— start Available data —
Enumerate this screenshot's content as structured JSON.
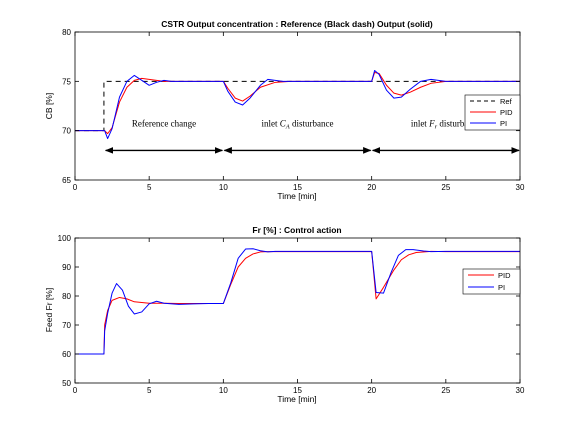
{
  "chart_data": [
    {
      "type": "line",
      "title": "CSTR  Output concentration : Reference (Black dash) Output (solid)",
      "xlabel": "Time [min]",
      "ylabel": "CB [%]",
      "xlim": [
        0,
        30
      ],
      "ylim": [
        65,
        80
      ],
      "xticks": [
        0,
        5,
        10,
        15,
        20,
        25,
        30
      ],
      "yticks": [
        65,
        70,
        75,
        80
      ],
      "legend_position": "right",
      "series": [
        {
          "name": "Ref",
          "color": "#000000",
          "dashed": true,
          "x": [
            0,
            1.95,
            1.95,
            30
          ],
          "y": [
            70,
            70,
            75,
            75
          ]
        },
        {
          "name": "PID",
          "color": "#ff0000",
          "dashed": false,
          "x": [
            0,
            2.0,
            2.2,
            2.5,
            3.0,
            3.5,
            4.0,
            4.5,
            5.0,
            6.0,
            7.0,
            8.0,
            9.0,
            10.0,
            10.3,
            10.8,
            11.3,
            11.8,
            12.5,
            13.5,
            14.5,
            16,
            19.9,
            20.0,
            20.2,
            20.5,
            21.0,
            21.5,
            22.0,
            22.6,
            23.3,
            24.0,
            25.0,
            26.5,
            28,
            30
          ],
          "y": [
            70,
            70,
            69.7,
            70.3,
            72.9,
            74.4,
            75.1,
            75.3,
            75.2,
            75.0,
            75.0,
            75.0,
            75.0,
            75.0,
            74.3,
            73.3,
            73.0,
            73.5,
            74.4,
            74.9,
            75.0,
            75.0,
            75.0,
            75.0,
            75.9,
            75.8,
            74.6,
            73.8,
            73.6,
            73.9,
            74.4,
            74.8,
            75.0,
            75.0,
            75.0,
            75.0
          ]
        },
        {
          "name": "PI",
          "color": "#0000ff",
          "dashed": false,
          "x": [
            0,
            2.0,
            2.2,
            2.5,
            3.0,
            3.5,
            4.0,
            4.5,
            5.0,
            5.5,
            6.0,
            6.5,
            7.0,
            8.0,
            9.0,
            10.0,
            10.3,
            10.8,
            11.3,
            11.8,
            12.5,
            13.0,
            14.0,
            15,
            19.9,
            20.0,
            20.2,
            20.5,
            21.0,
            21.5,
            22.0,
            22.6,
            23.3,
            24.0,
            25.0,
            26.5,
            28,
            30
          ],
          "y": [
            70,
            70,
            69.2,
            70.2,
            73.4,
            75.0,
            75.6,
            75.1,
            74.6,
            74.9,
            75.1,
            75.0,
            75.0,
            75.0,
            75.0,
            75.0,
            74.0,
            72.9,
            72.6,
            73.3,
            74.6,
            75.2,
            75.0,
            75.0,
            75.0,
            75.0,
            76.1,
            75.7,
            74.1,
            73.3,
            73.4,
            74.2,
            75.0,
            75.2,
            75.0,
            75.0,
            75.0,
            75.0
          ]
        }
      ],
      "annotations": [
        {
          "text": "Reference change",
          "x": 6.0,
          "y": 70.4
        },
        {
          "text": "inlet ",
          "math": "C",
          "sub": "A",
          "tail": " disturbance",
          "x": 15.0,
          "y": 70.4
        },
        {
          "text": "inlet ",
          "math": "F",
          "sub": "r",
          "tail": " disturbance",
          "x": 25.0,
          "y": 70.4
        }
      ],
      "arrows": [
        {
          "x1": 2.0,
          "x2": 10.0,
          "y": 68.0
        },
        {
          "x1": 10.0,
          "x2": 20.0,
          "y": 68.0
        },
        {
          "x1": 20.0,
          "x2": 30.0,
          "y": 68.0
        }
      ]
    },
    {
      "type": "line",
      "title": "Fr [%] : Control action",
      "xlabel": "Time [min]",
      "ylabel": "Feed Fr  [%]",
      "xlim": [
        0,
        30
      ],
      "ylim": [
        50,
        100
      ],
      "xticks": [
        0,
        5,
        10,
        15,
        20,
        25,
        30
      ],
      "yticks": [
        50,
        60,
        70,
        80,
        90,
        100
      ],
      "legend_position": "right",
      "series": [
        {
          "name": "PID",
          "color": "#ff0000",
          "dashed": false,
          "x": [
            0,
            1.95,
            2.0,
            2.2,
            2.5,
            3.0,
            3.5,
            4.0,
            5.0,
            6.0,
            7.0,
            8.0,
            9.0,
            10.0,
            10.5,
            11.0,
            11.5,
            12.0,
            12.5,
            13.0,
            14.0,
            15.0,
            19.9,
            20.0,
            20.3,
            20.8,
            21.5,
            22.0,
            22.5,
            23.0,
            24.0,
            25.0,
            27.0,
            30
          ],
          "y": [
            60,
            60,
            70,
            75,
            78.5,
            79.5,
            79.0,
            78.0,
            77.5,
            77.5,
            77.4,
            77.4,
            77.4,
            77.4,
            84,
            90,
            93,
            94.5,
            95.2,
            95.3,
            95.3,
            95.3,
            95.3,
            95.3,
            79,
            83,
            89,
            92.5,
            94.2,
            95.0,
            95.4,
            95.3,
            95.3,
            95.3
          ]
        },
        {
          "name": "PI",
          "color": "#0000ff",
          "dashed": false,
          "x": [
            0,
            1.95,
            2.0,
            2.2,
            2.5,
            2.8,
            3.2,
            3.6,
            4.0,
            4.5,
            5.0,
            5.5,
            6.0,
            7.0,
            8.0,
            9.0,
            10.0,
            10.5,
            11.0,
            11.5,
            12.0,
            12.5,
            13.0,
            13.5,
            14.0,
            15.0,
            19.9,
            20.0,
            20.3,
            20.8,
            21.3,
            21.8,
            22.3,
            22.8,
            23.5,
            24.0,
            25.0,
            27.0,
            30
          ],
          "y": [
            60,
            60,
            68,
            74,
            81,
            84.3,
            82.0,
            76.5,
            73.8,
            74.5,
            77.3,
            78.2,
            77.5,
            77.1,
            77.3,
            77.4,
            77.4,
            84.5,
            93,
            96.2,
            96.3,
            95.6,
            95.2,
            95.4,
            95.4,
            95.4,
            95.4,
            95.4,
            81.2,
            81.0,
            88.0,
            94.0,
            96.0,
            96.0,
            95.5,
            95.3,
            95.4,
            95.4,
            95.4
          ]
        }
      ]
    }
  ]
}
— end Available data —
What you are asked to do:
Collect the lines of the records that include the string "Reference".

Exercise output:
      "title": "CSTR  Output concentration : Reference (Black dash) Output (solid)",
          "text": "Reference change",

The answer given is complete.